Directive 1: Transcribe the essay on Nietzsche and Trump Derangement Syndrome in full, with no changes.

Document text:
-----
To see what is in front of one's nose needs a constant struggle.
--- George Orwell

Sunday, January 6, 2019

Through a Glass Darkly: What Nietzsche Might Say About Trump Derangement Syndrome


Commentary from The Epoch Times

Frederick Nietzsche had wise and enduring counsel for prosecutors, witch hunters, and grand inquisitors of all political, moral, and moralistic stripes.

“Beware of hunting monsters, lest you become one,” Nietzsche warned. “And when you stare too long into the abyss, don’t be surprised if the abyss stares back at you.”
The insight is especially pertinent for the anti-Trump “Resistance,” which is evolving into something just a little bit less high-minded and idealistic than its leadership originally intended.
Although the Resistance was born in the spirit of principled opposition to what it contended was a man and a movement that were political monstrosities, it has become a kind of ogre in its own right. Over the almost two years of the Trump presidency, that Resistance—aided and abetted by its enablers in the media and in academia—has come to mirror many of the same vulgar, violent, and authoritarian impulses it condemned Trump for representing and—worse—for “normalizing.”
-----
A block of data
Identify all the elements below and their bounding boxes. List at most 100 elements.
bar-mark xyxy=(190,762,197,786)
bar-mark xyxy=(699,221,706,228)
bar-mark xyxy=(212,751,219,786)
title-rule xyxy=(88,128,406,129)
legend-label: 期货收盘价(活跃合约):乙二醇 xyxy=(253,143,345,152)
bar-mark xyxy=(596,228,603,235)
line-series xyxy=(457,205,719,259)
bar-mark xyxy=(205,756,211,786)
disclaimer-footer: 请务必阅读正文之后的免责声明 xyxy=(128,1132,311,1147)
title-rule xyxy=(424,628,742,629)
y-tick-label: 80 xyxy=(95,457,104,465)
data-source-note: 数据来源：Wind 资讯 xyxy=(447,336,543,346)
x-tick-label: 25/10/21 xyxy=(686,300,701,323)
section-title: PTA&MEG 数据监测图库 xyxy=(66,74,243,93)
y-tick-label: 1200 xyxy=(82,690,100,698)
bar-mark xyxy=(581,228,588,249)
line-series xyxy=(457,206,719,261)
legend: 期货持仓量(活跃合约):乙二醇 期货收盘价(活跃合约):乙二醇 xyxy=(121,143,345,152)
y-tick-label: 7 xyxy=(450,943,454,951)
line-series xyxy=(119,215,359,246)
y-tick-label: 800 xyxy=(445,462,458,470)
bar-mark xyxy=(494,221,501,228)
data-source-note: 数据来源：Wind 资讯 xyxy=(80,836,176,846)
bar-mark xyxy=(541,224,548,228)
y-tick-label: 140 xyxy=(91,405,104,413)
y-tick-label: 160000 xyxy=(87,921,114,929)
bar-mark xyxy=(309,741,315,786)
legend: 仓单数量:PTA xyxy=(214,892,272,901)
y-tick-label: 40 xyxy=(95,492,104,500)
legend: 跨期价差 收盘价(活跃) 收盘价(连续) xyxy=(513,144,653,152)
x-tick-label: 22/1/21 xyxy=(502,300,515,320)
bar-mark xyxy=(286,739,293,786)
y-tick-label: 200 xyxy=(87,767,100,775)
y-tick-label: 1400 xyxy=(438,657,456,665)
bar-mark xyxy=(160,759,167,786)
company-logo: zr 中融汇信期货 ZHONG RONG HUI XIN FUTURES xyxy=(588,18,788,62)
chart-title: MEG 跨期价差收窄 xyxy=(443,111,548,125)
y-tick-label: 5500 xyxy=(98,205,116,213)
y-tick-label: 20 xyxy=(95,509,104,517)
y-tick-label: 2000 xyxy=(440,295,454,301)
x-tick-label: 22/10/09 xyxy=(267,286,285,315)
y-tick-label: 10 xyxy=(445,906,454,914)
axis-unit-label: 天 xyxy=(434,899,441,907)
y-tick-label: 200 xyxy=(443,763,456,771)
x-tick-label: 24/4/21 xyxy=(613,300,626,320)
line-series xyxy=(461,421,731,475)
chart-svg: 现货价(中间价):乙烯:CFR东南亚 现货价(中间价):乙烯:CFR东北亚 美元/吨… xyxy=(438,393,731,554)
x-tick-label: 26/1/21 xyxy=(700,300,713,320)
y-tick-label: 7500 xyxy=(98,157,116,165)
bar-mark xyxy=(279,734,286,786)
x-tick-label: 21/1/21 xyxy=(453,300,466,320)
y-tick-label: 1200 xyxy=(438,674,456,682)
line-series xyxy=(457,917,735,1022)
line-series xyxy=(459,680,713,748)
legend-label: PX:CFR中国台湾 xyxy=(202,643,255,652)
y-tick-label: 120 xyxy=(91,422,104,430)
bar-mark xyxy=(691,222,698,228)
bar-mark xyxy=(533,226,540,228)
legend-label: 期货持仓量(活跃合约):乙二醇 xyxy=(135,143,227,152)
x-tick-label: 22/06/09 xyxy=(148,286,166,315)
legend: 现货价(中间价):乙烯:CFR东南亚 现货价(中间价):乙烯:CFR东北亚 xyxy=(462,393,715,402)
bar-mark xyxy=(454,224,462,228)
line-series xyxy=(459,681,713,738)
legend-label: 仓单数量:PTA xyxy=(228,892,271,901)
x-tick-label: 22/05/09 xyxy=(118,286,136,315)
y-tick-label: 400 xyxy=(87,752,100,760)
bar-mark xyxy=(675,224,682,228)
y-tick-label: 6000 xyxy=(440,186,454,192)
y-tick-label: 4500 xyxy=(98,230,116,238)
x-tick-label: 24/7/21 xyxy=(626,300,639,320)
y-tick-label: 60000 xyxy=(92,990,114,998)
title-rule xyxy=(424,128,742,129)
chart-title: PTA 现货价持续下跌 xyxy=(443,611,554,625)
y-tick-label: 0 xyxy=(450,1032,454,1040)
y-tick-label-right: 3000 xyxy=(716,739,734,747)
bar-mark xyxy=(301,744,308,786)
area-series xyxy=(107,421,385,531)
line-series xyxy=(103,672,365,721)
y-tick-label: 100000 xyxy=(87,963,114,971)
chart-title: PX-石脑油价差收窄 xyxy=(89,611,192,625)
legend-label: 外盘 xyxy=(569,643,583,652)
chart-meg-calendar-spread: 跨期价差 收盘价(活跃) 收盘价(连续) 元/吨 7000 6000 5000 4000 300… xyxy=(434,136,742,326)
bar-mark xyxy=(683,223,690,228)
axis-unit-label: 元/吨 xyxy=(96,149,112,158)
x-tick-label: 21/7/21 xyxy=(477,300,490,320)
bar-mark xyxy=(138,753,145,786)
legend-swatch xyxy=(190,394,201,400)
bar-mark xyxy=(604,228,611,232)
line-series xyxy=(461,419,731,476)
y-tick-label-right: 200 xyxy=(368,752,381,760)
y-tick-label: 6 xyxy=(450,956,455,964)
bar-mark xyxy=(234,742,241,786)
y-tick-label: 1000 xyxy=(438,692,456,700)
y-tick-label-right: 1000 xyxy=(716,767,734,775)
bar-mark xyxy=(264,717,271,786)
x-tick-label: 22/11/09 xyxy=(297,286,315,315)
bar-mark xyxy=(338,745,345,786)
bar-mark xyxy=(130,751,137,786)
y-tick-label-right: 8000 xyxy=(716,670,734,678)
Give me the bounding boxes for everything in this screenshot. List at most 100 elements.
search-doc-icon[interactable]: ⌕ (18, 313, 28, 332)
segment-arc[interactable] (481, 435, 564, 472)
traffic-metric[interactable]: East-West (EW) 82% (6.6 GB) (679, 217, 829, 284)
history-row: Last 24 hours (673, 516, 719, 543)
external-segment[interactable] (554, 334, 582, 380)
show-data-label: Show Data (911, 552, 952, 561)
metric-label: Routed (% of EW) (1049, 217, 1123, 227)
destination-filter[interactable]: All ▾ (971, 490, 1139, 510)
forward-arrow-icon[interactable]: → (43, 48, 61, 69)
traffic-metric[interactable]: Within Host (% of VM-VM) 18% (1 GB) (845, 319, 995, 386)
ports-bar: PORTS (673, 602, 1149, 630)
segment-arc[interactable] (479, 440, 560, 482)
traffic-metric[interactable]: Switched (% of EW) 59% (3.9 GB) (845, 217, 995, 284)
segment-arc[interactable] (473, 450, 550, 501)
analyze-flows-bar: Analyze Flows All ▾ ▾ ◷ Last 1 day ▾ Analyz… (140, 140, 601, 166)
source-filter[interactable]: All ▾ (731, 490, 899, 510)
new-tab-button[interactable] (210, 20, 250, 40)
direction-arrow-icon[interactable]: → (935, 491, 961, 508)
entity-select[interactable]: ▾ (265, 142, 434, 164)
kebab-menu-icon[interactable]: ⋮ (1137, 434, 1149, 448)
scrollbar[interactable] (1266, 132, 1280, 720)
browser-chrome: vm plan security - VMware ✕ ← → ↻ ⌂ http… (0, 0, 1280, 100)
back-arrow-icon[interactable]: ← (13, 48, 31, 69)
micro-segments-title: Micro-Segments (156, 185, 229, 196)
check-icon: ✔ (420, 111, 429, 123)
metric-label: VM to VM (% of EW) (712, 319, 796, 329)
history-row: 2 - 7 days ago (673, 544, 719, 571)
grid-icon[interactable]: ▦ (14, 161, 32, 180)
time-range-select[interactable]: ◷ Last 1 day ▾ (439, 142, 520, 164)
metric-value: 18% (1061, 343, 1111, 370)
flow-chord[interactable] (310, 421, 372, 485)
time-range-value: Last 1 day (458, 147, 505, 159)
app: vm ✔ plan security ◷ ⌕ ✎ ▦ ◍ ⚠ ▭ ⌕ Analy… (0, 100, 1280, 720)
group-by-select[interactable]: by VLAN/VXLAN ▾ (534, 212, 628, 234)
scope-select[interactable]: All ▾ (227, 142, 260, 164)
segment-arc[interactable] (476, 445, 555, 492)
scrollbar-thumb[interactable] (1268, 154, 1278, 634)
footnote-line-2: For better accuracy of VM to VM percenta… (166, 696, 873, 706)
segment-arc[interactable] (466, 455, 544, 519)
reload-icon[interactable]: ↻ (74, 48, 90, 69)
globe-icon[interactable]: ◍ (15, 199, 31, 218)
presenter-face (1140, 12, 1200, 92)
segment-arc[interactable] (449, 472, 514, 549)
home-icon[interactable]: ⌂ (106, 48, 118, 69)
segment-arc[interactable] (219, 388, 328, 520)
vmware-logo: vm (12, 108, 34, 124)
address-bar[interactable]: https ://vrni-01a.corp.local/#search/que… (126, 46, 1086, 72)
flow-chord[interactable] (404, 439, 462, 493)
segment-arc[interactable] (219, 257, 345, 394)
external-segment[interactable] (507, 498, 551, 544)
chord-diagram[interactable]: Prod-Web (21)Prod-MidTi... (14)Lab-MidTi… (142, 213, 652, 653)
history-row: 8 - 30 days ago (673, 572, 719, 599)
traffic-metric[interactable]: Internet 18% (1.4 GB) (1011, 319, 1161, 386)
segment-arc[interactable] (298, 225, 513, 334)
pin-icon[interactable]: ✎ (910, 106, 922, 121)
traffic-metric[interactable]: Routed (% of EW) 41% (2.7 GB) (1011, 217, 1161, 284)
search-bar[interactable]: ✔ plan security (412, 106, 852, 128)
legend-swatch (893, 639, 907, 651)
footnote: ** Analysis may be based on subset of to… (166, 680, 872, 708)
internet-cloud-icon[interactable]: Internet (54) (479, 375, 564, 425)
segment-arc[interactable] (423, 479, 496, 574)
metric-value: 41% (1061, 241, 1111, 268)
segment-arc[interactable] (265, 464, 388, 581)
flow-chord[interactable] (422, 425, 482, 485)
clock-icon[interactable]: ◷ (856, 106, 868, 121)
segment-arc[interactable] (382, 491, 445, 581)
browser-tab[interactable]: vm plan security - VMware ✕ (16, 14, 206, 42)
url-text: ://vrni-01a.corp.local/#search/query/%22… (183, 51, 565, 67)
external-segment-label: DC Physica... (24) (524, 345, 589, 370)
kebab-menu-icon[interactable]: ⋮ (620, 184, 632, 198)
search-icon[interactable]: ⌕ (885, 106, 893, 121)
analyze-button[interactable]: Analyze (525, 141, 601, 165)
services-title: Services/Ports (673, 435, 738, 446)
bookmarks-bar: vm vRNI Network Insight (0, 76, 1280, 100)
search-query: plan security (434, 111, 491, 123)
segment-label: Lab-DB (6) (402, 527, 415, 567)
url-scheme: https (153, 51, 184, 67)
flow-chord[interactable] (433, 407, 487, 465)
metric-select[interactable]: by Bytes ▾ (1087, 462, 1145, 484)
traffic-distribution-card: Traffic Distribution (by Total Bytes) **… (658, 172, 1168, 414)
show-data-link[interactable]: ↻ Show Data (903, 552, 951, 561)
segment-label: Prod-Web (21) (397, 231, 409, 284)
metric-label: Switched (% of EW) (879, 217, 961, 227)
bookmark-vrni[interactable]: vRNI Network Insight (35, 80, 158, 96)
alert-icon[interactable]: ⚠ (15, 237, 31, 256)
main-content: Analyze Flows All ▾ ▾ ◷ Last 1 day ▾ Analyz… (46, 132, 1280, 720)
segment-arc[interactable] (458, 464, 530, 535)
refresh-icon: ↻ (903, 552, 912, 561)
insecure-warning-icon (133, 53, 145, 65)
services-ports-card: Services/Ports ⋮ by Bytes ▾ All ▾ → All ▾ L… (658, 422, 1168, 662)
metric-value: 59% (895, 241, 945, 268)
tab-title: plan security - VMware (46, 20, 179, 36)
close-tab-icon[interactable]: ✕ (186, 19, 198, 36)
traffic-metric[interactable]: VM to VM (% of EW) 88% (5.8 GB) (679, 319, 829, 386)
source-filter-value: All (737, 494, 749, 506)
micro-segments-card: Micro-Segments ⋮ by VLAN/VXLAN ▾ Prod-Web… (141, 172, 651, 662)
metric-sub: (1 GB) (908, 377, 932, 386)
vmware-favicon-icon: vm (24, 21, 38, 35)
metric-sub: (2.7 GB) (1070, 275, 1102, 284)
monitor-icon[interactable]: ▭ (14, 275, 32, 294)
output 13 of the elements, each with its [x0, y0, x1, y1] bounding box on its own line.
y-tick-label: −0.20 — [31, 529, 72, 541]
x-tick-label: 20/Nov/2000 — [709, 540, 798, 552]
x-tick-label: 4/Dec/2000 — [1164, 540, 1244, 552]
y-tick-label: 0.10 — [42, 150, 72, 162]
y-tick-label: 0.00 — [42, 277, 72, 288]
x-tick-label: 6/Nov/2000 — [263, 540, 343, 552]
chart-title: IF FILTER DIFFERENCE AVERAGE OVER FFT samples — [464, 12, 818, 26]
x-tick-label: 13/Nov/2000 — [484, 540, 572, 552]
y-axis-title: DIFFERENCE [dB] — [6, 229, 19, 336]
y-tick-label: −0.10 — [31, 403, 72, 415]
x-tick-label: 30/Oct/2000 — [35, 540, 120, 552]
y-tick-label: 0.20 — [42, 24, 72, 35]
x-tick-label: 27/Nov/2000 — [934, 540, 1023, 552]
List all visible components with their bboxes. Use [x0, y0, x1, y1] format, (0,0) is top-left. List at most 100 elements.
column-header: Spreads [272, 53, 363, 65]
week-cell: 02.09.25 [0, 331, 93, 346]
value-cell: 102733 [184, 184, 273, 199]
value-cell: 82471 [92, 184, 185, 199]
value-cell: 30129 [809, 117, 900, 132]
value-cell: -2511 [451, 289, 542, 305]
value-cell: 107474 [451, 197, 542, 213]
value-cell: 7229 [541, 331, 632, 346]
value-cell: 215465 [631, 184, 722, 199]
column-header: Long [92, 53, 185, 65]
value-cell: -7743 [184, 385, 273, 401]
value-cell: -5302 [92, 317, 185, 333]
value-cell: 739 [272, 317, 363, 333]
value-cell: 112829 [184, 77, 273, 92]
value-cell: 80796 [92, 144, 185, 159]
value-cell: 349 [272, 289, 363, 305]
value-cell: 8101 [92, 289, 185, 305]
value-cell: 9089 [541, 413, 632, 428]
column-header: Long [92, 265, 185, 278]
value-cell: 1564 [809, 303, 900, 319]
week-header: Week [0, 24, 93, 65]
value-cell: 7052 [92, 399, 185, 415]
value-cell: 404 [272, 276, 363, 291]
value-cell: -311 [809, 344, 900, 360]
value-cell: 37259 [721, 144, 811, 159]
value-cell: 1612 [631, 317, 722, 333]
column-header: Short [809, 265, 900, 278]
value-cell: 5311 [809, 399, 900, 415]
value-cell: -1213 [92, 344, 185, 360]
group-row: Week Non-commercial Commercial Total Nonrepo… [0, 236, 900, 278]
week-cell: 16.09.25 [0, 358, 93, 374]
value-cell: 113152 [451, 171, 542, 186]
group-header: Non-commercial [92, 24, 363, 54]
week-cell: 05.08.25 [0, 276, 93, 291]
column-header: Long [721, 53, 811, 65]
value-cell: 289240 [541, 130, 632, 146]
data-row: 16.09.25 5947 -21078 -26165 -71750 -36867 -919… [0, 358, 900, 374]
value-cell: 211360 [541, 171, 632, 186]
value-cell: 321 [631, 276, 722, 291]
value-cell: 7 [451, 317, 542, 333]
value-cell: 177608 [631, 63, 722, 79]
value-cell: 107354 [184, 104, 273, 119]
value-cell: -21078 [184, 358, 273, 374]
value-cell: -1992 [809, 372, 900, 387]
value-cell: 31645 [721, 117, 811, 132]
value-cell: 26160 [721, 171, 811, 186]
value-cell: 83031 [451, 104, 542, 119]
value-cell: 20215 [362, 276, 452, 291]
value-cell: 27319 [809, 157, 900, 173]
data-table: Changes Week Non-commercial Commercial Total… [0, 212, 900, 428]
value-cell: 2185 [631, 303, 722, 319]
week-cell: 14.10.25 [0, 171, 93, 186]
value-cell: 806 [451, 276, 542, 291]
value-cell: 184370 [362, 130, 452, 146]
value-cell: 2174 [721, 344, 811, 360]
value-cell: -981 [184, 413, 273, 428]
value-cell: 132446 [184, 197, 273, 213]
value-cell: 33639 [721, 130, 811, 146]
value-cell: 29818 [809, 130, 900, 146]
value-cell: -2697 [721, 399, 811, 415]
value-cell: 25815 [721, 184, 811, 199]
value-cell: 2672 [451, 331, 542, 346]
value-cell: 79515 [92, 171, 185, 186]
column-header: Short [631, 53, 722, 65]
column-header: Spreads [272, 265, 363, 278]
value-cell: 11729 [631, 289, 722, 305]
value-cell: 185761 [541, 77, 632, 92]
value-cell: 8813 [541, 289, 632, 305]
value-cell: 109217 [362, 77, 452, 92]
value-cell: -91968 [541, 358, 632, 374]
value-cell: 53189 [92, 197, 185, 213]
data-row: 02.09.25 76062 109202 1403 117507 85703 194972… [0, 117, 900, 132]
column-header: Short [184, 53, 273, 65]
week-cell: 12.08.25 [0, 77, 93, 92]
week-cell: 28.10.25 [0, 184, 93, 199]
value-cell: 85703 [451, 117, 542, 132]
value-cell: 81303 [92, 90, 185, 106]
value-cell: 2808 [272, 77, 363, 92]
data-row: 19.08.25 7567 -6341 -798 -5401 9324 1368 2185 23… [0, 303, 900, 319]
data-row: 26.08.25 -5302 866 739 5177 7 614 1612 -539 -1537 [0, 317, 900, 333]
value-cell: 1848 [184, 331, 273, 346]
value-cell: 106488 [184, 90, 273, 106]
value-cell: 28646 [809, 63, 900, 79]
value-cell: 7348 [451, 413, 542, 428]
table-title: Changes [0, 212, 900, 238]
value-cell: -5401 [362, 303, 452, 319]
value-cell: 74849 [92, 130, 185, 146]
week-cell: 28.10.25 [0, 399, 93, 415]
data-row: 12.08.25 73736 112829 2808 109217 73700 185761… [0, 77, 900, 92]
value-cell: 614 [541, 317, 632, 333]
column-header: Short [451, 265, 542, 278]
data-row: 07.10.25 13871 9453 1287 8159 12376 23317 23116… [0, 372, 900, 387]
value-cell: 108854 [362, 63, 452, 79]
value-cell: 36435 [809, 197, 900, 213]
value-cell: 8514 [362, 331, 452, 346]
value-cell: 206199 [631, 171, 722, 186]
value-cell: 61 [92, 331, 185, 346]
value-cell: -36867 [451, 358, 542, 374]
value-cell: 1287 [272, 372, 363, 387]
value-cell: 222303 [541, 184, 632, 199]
-----
Directive 2: Restate the records word for word, from their first line down to the line containing "bar-mark xyxy=(596,228,603,235)", including both of those lines and nothing else.

Solution 1:
To see what is in front of one's nose needs a constant struggle.
--- George Orwell

Sunday, January 6, 2019

Through a Glass Darkly: What Nietzsche Might Say About Trump Derangement Syndrome


Commentary from The Epoch Times

Frederick Nietzsche had wise and enduring counsel for prosecutors, witch hunters, and grand inquisitors of all political, moral, and moralistic stripes.

“Beware of hunting monsters, lest you become one,” Nietzsche warned. “And when you stare too long into the abyss, don’t be surprised if the abyss stares back at you.”
The insight is especially pertinent for the anti-Trump “Resistance,” which is evolving into something just a little bit less high-minded and idealistic than its leadership originally intended.
Although the Resistance was born in the spirit of principled opposition to what it contended was a man and a movement that were political monstrosities, it has become a kind of ogre in its own right. Over the almost two years of the Trump presidency, that Resistance—aided and abetted by its enablers in the media and in academia—has come to mirror many of the same vulgar, violent, and authoritarian impulses it condemned Trump for representing and—worse—for “normalizing.”

Solution 2:
Identify all the elements below and their bounding boxes. List at most 100 elements.
bar-mark xyxy=(190,762,197,786)
bar-mark xyxy=(699,221,706,228)
bar-mark xyxy=(212,751,219,786)
title-rule xyxy=(88,128,406,129)
legend-label: 期货收盘价(活跃合约):乙二醇 xyxy=(253,143,345,152)
bar-mark xyxy=(596,228,603,235)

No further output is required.